— Problem requirements —
Reproduce each line of the material exactly, minus any picture.

— Input rows —
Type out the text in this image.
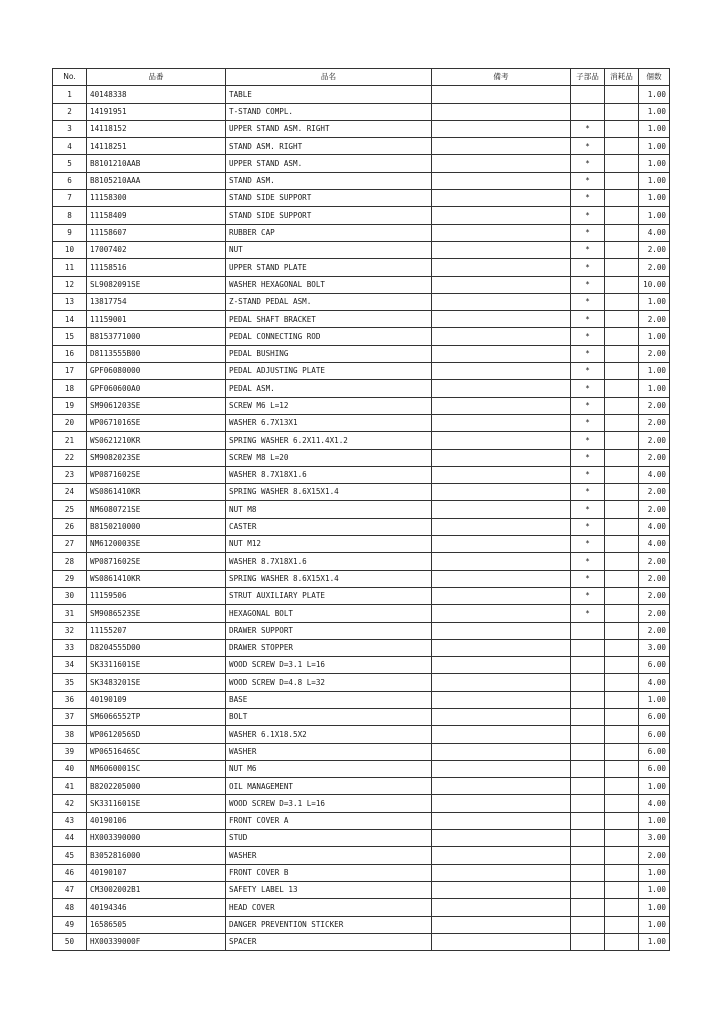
No.	品番	品名	備考	子部品	消耗品	個数
1	40148338	TABLE				1.00
2	14191951	T-STAND COMPL.				1.00
3	14118152	UPPER STAND ASM. RIGHT		*		1.00
4	14118251	STAND ASM. RIGHT		*		1.00
5	B8101210AAB	UPPER STAND ASM.		*		1.00
6	B8105210AAA	STAND ASM.		*		1.00
7	11158300	STAND SIDE SUPPORT		*		1.00
8	11158409	STAND SIDE SUPPORT		*		1.00
9	11158607	RUBBER CAP		*		4.00
10	17007402	NUT		*		2.00
11	11158516	UPPER STAND PLATE		*		2.00
12	SL9082091SE	WASHER HEXAGONAL BOLT		*		10.00
13	13817754	Z-STAND PEDAL ASM.		*		1.00
14	11159001	PEDAL SHAFT BRACKET		*		2.00
15	B8153771000	PEDAL CONNECTING ROD		*		1.00
16	D8113555B00	PEDAL BUSHING		*		2.00
17	GPF06080000	PEDAL ADJUSTING PLATE		*		1.00
18	GPF060600A0	PEDAL ASM.		*		1.00
19	SM9061203SE	SCREW M6 L=12		*		2.00
20	WP0671016SE	WASHER 6.7X13X1		*		2.00
21	WS0621210KR	SPRING WASHER 6.2X11.4X1.2		*		2.00
22	SM9082023SE	SCREW M8 L=20		*		2.00
23	WP0871602SE	WASHER 8.7X18X1.6		*		4.00
24	WS0861410KR	SPRING WASHER 8.6X15X1.4		*		2.00
25	NM6080721SE	NUT M8		*		2.00
26	B8150210000	CASTER		*		4.00
27	NM6120003SE	NUT M12		*		4.00
28	WP0871602SE	WASHER 8.7X18X1.6		*		2.00
29	WS0861410KR	SPRING WASHER 8.6X15X1.4		*		2.00
30	11159506	STRUT AUXILIARY PLATE		*		2.00
31	SM9086523SE	HEXAGONAL BOLT		*		2.00
32	11155207	DRAWER SUPPORT				2.00
33	D8204555D00	DRAWER STOPPER				3.00
34	SK3311601SE	WOOD SCREW D=3.1 L=16				6.00
35	SK3483201SE	WOOD SCREW D=4.8 L=32				4.00
36	40190109	BASE				1.00
37	SM6066552TP	BOLT				6.00
38	WP0612056SD	WASHER 6.1X18.5X2				6.00
39	WP0651646SC	WASHER				6.00
40	NM6060001SC	NUT M6				6.00
41	B8202205000	OIL MANAGEMENT				1.00
42	SK3311601SE	WOOD SCREW D=3.1 L=16				4.00
43	40190106	FRONT COVER A				1.00
44	HX003390000	STUD				3.00
45	B3052816000	WASHER				2.00
46	40190107	FRONT COVER B				1.00
47	CM3002002B1	SAFETY LABEL 13				1.00
48	40194346	HEAD COVER				1.00
49	16586505	DANGER PREVENTION STICKER				1.00
50	HX00339000F	SPACER				1.00
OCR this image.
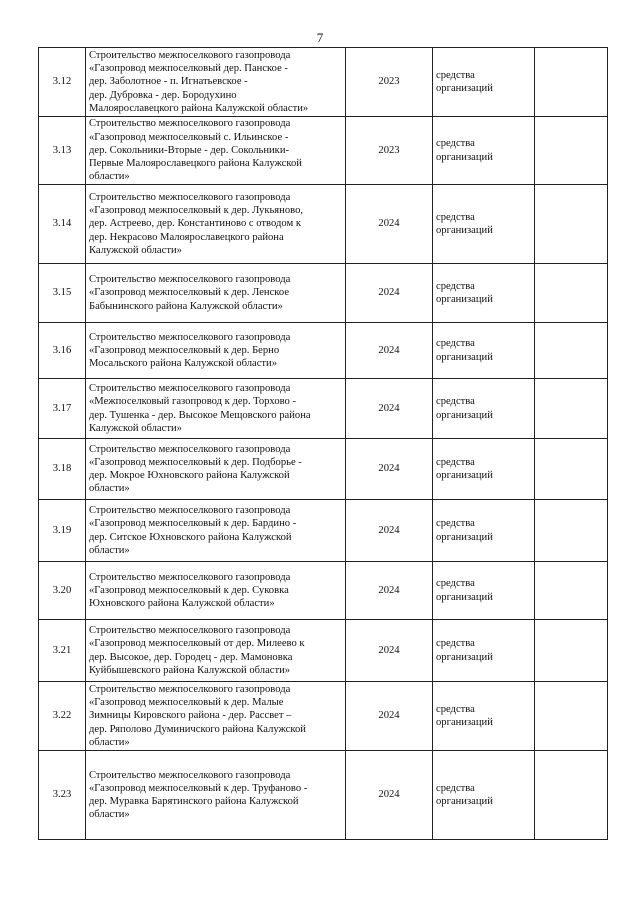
7
3.12	Строительство межпоселкового газопровода
«Газопровод межпоселковый дер. Панское -
дер. Заболотное - п. Игнатьевское -
дер. Дубровка - дер. Бородухино
Малоярославецкого района Калужской области»	2023	средства организаций	
3.13	Строительство межпоселкового газопровода
«Газопровод межпоселковый с. Ильинское -
дер. Сокольники-Вторые - дер. Сокольники-
Первые Малоярославецкого района Калужской
области»	2023	средства организаций	
3.14	Строительство межпоселкового газопровода
«Газопровод межпоселковый к дер. Лукьяново,
дер. Астреево, дер. Константиново с отводом к
дер. Некрасово Малоярославецкого района
Калужской области»	2024	средства организаций	
3.15	Строительство межпоселкового газопровода
«Газопровод межпоселковый к дер. Ленское
Бабынинского района Калужской области»	2024	средства организаций	
3.16	Строительство межпоселкового газопровода
«Газопровод межпоселковый к дер. Берно
Мосальского района Калужской области»	2024	средства организаций	
3.17	Строительство межпоселкового газопровода
«Межпоселковый газопровод к дер. Торхово -
дер. Тушенка - дер. Высокое Мещовского района
Калужской области»	2024	средства организаций	
3.18	Строительство межпоселкового газопровода
«Газопровод межпоселковый к дер. Подборье -
дер. Мокрое Юхновского района Калужской
области»	2024	средства организаций	
3.19	Строительство межпоселкового газопровода
«Газопровод межпоселковый к дер. Бардино -
дер. Ситское Юхновского района Калужской
области»	2024	средства организаций	
3.20	Строительство межпоселкового газопровода
«Газопровод межпоселковый к дер. Суковка
Юхновского района Калужской области»	2024	средства организаций	
3.21	Строительство межпоселкового газопровода
«Газопровод межпоселковый от дер. Милеево к
дер. Высокое, дер. Городец - дер. Мамоновка
Куйбышевского района Калужской области»	2024	средства организаций	
3.22	Строительство межпоселкового газопровода
«Газопровод межпоселковый к дер. Малые
Зимницы Кировского района - дер. Рассвет –
дер. Ряполово Думиничского района Калужской
области»	2024	средства организаций	
3.23	Строительство межпоселкового газопровода
«Газопровод межпоселковый к дер. Труфаново -
дер. Муравка Барятинского района Калужской
области»	2024	средства организаций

— Worked solution —
Type out the text in this image.
No.	品番	品名	備考	子部品	消耗品	個数
1	40148338	TABLE				1.00
2	14191951	T-STAND COMPL.				1.00
3	14118152	UPPER STAND ASM. RIGHT		*		1.00
4	14118251	STAND ASM. RIGHT		*		1.00
5	B8101210AAB	UPPER STAND ASM.		*		1.00
6	B8105210AAA	STAND ASM.		*		1.00
7	11158300	STAND SIDE SUPPORT		*		1.00
8	11158409	STAND SIDE SUPPORT		*		1.00
9	11158607	RUBBER CAP		*		4.00
10	17007402	NUT		*		2.00
11	11158516	UPPER STAND PLATE		*		2.00
12	SL9082091SE	WASHER HEXAGONAL BOLT		*		10.00
13	13817754	Z-STAND PEDAL ASM.		*		1.00
14	11159001	PEDAL SHAFT BRACKET		*		2.00
15	B8153771000	PEDAL CONNECTING ROD		*		1.00
16	D8113555B00	PEDAL BUSHING		*		2.00
17	GPF06080000	PEDAL ADJUSTING PLATE		*		1.00
18	GPF060600A0	PEDAL ASM.		*		1.00
19	SM9061203SE	SCREW M6 L=12		*		2.00
20	WP0671016SE	WASHER 6.7X13X1		*		2.00
21	WS0621210KR	SPRING WASHER 6.2X11.4X1.2		*		2.00
22	SM9082023SE	SCREW M8 L=20		*		2.00
23	WP0871602SE	WASHER 8.7X18X1.6		*		4.00
24	WS0861410KR	SPRING WASHER 8.6X15X1.4		*		2.00
25	NM6080721SE	NUT M8		*		2.00
26	B8150210000	CASTER		*		4.00
27	NM6120003SE	NUT M12		*		4.00
28	WP0871602SE	WASHER 8.7X18X1.6		*		2.00
29	WS0861410KR	SPRING WASHER 8.6X15X1.4		*		2.00
30	11159506	STRUT AUXILIARY PLATE		*		2.00
31	SM9086523SE	HEXAGONAL BOLT		*		2.00
32	11155207	DRAWER SUPPORT				2.00
33	D8204555D00	DRAWER STOPPER				3.00
34	SK3311601SE	WOOD SCREW D=3.1 L=16				6.00
35	SK3483201SE	WOOD SCREW D=4.8 L=32				4.00
36	40190109	BASE				1.00
37	SM6066552TP	BOLT				6.00
38	WP0612056SD	WASHER 6.1X18.5X2				6.00
39	WP0651646SC	WASHER				6.00
40	NM6060001SC	NUT M6				6.00
41	B8202205000	OIL MANAGEMENT				1.00
42	SK3311601SE	WOOD SCREW D=3.1 L=16				4.00
43	40190106	FRONT COVER A				1.00
44	HX003390000	STUD				3.00
45	B3052816000	WASHER				2.00
46	40190107	FRONT COVER B				1.00
47	CM3002002B1	SAFETY LABEL 13				1.00
48	40194346	HEAD COVER				1.00
49	16586505	DANGER PREVENTION STICKER				1.00
50	HX00339000F	SPACER				1.00
OCR this image.
7
3.12	Строительство межпоселкового газопровода
«Газопровод межпоселковый дер. Панское -
дер. Заболотное - п. Игнатьевское -
дер. Дубровка - дер. Бородухино
Малоярославецкого района Калужской области»	2023	средства организаций	
3.13	Строительство межпоселкового газопровода
«Газопровод межпоселковый с. Ильинское -
дер. Сокольники-Вторые - дер. Сокольники-
Первые Малоярославецкого района Калужской
области»	2023	средства организаций	
3.14	Строительство межпоселкового газопровода
«Газопровод межпоселковый к дер. Лукьяново,
дер. Астреево, дер. Константиново с отводом к
дер. Некрасово Малоярославецкого района
Калужской области»	2024	средства организаций	
3.15	Строительство межпоселкового газопровода
«Газопровод межпоселковый к дер. Ленское
Бабынинского района Калужской области»	2024	средства организаций	
3.16	Строительство межпоселкового газопровода
«Газопровод межпоселковый к дер. Берно
Мосальского района Калужской области»	2024	средства организаций	
3.17	Строительство межпоселкового газопровода
«Межпоселковый газопровод к дер. Торхово -
дер. Тушенка - дер. Высокое Мещовского района
Калужской области»	2024	средства организаций	
3.18	Строительство межпоселкового газопровода
«Газопровод межпоселковый к дер. Подборье -
дер. Мокрое Юхновского района Калужской
области»	2024	средства организаций	
3.19	Строительство межпоселкового газопровода
«Газопровод межпоселковый к дер. Бардино -
дер. Ситское Юхновского района Калужской
области»	2024	средства организаций	
3.20	Строительство межпоселкового газопровода
«Газопровод межпоселковый к дер. Суковка
Юхновского района Калужской области»	2024	средства организаций	
3.21	Строительство межпоселкового газопровода
«Газопровод межпоселковый от дер. Милеево к
дер. Высокое, дер. Городец - дер. Мамоновка
Куйбышевского района Калужской области»	2024	средства организаций	
3.22	Строительство межпоселкового газопровода
«Газопровод межпоселковый к дер. Малые
Зимницы Кировского района - дер. Рассвет –
дер. Ряполово Думиничского района Калужской
области»	2024	средства организаций	
3.23	Строительство межпоселкового газопровода
«Газопровод межпоселковый к дер. Труфаново -
дер. Муравка Барятинского района Калужской
области»	2024	средства организаций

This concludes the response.